** start **

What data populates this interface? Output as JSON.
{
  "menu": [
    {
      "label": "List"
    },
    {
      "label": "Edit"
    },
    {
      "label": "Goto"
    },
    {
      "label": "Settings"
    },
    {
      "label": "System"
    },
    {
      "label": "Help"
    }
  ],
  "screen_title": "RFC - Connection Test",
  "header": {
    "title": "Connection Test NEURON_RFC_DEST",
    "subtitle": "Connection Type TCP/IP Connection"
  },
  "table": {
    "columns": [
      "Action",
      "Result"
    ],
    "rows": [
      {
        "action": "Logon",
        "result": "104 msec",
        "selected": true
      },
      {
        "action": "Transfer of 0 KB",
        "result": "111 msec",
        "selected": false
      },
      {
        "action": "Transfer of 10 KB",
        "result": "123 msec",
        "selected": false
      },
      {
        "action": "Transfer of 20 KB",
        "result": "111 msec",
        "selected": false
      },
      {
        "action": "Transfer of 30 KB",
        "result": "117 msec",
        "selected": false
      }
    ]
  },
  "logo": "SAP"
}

** end **

▶ _Short problem_
Repeat the material from above exactly, word for word.

▶ _Worked solution_
What data populates this interface? Output as JSON.
{
  "menu": [
    {
      "label": "List"
    },
    {
      "label": "Edit"
    },
    {
      "label": "Goto"
    },
    {
      "label": "Settings"
    },
    {
      "label": "System"
    },
    {
      "label": "Help"
    }
  ],
  "screen_title": "RFC - Connection Test",
  "header": {
    "title": "Connection Test NEURON_RFC_DEST",
    "subtitle": "Connection Type TCP/IP Connection"
  },
  "table": {
    "columns": [
      "Action",
      "Result"
    ],
    "rows": [
      {
        "action": "Logon",
        "result": "104 msec",
        "selected": true
      },
      {
        "action": "Transfer of 0 KB",
        "result": "111 msec",
        "selected": false
      },
      {
        "action": "Transfer of 10 KB",
        "result": "123 msec",
        "selected": false
      },
      {
        "action": "Transfer of 20 KB",
        "result": "111 msec",
        "selected": false
      },
      {
        "action": "Transfer of 30 KB",
        "result": "117 msec",
        "selected": false
      }
    ]
  },
  "logo": "SAP"
}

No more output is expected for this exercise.